**Objectif:**
Recopiez intégralement et sans la moindre modification la critique consacrée au roman Héroïne.

**Extrait du document:**
******************************
Le Book Club de We Culte. Avec Heroïne, Dot Pierson nous offre un roman coup de poing sur une femme qui refuse de vieillir sagement. Anna a tout vécu : la gloire, les excès, sept maris, la drogue, l’abandon. À 89 ans, elle décide que sa sortie de scène lui appartiendra. Un chant du cygne furieux et magnifique.
Héroïne : Le livre de Dot Pierson rend hommage à toutes celles qui combattent contre la bienséance, les conventions, la mort elle-même

« Anna avait été une femme affolante qui n’avait d’autre velléité que celle de profiter de tout : des corps, des expériences, des chemins de traverse. Elle voulait tout posséder, tout ressentir, tout réaliser, tout expérimenter. Elle avait tout cramé par les deux bouts, chandelle comprise. Anna aimait l’alcool mondain et la drogue quotidienne. ». Voilà Anna. Tout est dit.
Ce roman est d’abord un chant du cygne furieux, celui d’une femme qui a connu son heure de gloire en tant qu’actrice et chanteuse. À vingt et un ans, elle chante dans les cabarets parisiens. Des disques, du cinéma, des spectacles. Puis l’oubli. Ce flop cuisant pour son plus beau rôle : Norma, dans Casta Diva de Bellini. À peine quelques milliers de spectateurs.
******************************
**Extrait des données:**

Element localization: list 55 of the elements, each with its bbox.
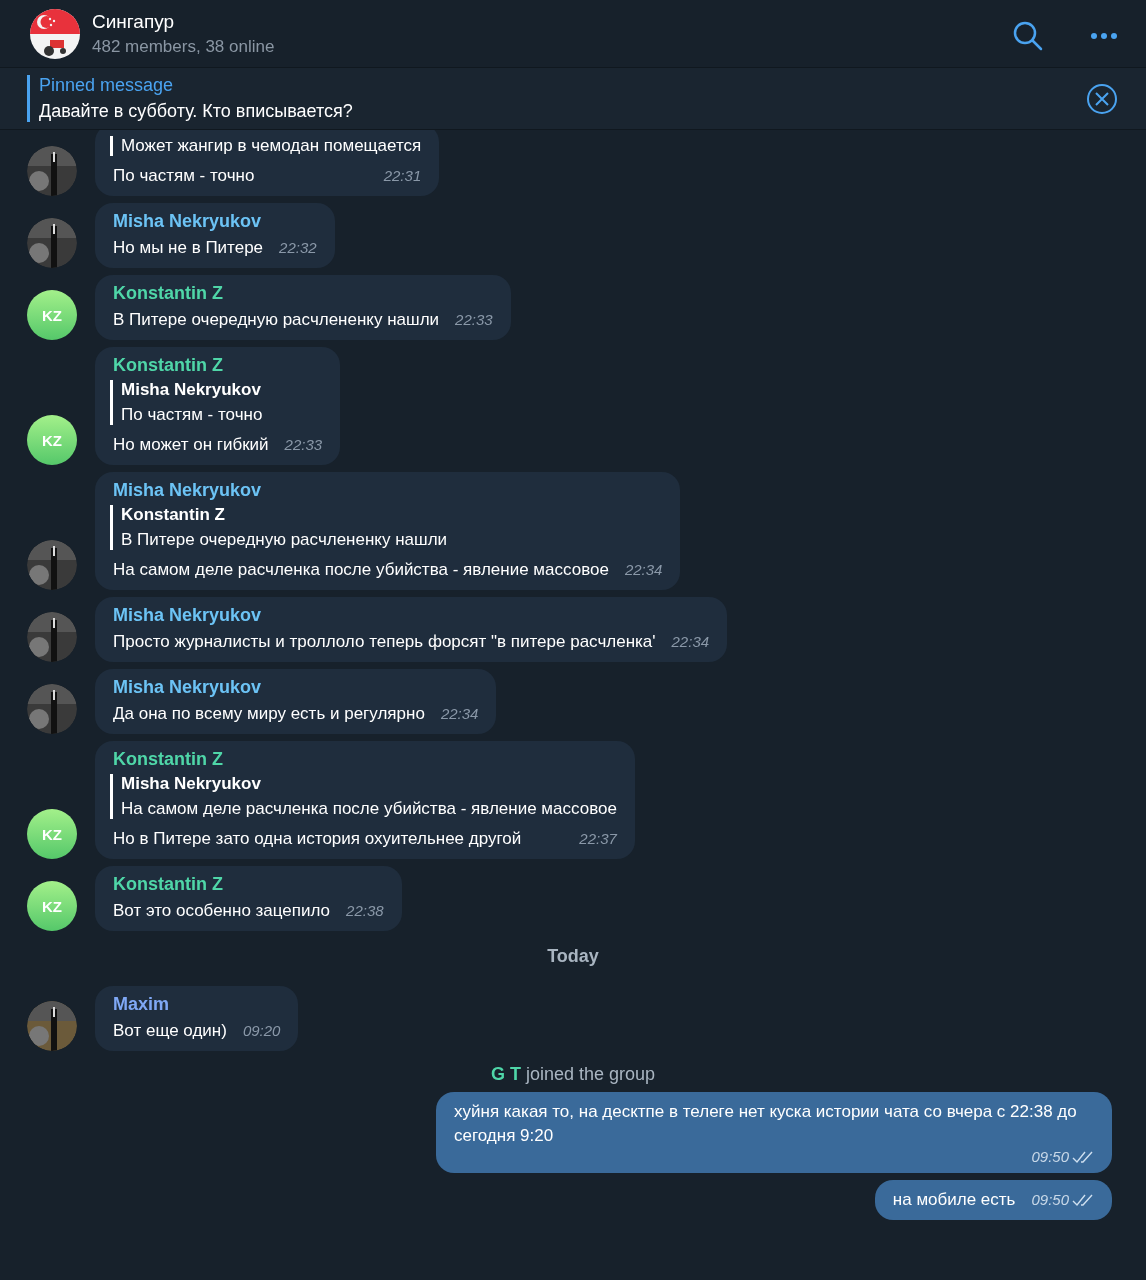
******************************
**Corrigé:**
Le Book Club de We Culte. Avec Heroïne, Dot Pierson nous offre un roman coup de poing sur une femme qui refuse de vieillir sagement. Anna a tout vécu : la gloire, les excès, sept maris, la drogue, l’abandon. À 89 ans, elle décide que sa sortie de scène lui appartiendra. Un chant du cygne furieux et magnifique.
Héroïne : Le livre de Dot Pierson rend hommage à toutes celles qui combattent contre la bienséance, les conventions, la mort elle-même

« Anna avait été une femme affolante qui n’avait d’autre velléité que celle de profiter de tout : des corps, des expériences, des chemins de traverse. Elle voulait tout posséder, tout ressentir, tout réaliser, tout expérimenter. Elle avait tout cramé par les deux bouts, chandelle comprise. Anna aimait l’alcool mondain et la drogue quotidienne. ». Voilà Anna. Tout est dit.
Ce roman est d’abord un chant du cygne furieux, celui d’une femme qui a connu son heure de gloire en tant qu’actrice et chanteuse. À vingt et un ans, elle chante dans les cabarets parisiens. Des disques, du cinéma, des spectacles. Puis l’oubli. Ce flop cuisant pour son plus beau rôle : Norma, dans Casta Diva de Bellini. À peine quelques milliers de spectateurs.